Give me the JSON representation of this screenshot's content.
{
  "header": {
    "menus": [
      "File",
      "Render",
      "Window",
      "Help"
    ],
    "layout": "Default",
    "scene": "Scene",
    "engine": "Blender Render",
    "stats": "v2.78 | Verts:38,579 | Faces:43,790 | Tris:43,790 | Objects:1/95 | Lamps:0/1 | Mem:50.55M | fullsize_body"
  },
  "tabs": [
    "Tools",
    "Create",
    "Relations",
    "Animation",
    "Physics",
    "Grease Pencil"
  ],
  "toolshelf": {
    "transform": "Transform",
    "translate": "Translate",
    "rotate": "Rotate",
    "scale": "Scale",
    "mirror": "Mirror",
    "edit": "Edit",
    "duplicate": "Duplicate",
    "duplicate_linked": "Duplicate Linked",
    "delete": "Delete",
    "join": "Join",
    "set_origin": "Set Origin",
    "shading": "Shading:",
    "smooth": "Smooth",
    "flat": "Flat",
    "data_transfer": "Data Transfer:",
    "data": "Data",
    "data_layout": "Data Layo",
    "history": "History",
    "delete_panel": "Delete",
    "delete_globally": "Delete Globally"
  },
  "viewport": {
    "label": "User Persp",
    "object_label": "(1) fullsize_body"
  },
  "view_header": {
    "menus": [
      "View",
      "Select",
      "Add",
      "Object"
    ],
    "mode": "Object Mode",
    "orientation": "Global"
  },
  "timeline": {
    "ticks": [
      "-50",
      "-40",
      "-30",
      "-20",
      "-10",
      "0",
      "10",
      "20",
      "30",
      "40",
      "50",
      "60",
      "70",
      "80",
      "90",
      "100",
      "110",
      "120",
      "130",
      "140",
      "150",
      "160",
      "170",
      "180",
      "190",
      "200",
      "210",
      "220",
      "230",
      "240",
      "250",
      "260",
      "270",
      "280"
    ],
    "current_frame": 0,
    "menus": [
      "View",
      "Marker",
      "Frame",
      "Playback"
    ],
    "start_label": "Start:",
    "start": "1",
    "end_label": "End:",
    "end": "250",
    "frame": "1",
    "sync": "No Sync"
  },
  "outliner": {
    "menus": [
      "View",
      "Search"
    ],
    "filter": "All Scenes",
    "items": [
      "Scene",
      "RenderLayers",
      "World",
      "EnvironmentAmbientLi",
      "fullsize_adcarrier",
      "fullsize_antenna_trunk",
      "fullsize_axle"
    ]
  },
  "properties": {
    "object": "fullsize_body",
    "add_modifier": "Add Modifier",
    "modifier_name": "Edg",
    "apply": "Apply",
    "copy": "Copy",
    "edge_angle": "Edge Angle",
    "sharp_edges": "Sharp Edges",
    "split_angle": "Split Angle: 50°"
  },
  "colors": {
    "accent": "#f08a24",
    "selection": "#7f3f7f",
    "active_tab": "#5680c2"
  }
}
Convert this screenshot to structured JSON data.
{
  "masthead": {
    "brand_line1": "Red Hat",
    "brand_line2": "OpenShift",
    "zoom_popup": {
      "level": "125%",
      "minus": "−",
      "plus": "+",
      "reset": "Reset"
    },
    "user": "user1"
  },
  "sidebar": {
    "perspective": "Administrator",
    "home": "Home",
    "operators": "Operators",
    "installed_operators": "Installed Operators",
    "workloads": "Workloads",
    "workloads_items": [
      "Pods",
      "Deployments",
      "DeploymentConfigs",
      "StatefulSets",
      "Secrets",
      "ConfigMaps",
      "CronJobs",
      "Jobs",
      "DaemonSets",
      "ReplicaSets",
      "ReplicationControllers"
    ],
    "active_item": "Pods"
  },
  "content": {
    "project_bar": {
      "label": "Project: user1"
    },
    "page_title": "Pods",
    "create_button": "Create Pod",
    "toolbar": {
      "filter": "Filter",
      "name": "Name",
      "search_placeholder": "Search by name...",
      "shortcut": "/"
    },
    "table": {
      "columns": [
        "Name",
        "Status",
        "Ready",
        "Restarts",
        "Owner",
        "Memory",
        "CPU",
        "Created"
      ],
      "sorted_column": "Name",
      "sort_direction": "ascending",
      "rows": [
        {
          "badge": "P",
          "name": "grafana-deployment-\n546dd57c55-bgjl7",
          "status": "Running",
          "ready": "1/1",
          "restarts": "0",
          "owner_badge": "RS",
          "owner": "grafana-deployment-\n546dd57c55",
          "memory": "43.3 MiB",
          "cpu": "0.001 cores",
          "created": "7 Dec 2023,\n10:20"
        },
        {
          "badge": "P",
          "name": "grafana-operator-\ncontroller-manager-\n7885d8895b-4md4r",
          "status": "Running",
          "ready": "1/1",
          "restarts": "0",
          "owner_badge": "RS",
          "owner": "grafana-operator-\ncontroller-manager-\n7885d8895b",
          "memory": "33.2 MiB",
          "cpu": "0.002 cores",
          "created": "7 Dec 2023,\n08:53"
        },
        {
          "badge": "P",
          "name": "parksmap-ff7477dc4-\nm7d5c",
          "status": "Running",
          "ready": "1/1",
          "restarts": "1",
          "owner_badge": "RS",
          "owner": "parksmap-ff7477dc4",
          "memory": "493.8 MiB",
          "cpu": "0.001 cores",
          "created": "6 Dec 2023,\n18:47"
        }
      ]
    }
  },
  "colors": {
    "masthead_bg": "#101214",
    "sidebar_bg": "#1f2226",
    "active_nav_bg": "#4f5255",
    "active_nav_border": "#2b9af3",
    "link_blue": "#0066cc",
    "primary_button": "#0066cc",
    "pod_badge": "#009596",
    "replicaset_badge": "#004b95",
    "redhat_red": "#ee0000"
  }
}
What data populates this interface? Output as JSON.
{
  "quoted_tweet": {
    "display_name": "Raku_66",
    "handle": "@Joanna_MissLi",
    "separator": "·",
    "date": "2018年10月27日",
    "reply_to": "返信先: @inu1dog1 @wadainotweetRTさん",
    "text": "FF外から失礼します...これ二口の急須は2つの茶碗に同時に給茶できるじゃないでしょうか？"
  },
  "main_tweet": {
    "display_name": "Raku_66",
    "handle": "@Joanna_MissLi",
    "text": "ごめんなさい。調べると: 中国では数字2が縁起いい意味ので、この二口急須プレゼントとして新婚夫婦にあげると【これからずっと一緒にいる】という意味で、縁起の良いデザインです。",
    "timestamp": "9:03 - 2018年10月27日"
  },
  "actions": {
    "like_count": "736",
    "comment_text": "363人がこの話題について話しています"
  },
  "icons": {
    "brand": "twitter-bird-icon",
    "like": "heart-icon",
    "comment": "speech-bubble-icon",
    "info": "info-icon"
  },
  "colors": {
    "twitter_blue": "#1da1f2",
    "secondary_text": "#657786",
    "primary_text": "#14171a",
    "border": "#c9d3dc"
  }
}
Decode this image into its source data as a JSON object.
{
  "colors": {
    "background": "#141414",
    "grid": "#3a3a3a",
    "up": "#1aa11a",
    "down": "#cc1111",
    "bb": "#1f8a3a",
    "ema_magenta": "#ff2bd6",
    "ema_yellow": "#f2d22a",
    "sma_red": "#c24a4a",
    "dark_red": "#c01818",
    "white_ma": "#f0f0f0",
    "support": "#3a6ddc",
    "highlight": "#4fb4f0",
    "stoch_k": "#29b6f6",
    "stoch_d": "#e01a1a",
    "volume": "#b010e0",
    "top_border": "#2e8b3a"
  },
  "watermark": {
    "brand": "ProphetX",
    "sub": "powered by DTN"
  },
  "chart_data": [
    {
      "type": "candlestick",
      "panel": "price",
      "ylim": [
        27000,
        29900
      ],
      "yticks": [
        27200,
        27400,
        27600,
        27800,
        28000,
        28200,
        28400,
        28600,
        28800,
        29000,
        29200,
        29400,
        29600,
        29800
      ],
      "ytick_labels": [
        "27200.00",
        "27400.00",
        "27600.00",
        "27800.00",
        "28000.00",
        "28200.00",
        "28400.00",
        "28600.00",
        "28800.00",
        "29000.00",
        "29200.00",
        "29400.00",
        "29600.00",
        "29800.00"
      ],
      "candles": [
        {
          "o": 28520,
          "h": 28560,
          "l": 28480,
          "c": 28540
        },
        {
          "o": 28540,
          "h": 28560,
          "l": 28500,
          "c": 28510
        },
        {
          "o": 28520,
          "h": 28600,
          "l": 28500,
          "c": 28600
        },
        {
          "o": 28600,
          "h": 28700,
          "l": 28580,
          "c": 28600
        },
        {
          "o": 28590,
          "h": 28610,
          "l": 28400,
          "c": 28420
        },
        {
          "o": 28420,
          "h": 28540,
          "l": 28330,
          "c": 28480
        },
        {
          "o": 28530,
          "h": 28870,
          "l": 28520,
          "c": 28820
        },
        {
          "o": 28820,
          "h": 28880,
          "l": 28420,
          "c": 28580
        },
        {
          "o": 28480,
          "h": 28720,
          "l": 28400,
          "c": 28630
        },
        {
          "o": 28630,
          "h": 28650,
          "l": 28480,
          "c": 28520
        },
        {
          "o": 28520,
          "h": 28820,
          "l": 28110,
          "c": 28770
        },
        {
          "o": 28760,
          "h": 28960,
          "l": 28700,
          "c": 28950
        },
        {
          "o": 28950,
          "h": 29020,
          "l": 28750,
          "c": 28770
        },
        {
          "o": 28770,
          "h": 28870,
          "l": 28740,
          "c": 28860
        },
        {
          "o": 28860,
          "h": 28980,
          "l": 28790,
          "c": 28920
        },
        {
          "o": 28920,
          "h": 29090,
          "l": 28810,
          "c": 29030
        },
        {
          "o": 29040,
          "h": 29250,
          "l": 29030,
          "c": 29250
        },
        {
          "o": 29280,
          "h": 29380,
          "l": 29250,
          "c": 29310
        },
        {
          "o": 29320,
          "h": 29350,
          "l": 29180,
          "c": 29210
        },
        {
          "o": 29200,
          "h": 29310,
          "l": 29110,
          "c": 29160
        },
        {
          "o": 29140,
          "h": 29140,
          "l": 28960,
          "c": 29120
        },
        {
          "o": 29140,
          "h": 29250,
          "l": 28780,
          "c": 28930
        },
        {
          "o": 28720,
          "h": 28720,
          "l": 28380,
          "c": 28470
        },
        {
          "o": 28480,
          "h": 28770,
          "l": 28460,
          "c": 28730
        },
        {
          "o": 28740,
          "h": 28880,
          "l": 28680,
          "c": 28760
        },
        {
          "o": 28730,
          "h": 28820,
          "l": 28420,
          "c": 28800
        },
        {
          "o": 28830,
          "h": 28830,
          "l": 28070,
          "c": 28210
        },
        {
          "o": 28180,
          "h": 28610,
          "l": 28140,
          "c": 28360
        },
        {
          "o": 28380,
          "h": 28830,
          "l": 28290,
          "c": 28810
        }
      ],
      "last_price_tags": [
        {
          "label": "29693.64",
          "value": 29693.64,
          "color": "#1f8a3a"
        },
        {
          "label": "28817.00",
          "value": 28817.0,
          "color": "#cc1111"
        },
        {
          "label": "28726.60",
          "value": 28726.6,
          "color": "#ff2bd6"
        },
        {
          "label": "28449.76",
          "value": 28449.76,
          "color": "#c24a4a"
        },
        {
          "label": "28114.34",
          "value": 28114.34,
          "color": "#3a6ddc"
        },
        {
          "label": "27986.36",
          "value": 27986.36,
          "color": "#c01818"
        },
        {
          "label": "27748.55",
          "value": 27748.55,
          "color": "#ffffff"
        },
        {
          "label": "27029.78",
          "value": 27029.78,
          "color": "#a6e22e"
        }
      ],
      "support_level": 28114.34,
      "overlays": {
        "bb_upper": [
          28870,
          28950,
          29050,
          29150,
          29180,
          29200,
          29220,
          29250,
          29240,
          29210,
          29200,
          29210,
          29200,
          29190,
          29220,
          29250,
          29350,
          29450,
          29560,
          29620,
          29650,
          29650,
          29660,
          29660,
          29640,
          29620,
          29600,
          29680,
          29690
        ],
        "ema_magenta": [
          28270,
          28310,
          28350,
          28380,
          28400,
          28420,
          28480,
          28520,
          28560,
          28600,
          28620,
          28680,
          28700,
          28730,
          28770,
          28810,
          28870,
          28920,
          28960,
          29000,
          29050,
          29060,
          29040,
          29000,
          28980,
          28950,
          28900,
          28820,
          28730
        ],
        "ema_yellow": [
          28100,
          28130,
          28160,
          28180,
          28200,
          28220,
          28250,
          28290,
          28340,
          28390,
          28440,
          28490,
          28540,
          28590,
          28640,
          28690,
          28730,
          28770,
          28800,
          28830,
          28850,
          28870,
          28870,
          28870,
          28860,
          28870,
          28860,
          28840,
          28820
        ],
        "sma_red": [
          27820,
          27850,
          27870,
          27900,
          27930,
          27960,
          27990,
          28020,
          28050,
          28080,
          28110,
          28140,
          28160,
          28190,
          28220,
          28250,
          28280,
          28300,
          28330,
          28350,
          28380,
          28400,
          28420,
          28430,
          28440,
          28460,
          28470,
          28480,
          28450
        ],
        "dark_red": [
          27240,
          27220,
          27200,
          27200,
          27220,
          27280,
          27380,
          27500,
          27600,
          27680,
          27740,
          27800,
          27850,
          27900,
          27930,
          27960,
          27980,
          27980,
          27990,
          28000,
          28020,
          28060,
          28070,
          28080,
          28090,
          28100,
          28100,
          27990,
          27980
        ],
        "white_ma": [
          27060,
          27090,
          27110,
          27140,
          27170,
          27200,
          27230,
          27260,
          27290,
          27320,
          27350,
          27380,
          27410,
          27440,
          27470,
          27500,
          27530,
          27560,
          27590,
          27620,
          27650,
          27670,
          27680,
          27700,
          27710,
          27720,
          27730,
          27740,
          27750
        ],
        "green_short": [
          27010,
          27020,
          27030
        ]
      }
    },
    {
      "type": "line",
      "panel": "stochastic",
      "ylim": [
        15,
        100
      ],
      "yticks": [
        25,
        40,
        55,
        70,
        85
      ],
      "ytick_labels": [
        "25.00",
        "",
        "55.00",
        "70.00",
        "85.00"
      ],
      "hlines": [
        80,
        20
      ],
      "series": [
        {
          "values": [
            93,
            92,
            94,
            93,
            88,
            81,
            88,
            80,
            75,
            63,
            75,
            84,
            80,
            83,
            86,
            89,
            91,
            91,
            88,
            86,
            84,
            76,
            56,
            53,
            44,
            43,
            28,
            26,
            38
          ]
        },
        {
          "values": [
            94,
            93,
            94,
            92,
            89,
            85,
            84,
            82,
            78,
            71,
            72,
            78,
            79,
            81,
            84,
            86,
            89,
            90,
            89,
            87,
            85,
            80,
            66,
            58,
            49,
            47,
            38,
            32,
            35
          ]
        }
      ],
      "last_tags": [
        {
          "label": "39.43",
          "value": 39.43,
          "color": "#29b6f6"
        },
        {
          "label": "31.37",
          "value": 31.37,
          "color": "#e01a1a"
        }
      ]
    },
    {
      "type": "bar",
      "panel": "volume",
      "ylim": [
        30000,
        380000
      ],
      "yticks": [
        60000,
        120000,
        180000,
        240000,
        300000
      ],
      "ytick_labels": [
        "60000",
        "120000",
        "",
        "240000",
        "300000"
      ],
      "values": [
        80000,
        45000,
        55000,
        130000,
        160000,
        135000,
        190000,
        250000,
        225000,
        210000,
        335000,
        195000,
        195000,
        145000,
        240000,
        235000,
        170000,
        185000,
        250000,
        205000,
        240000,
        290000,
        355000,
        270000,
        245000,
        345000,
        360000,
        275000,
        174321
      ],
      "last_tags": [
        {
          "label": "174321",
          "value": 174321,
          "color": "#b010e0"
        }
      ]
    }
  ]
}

# GIVEN REQUEST
Search the data for the string "screenshot". List each line that has it.

# CORRECT ANSWER
Give me the JSON representation of this screenshot's content.
Convert this screenshot to structured JSON data.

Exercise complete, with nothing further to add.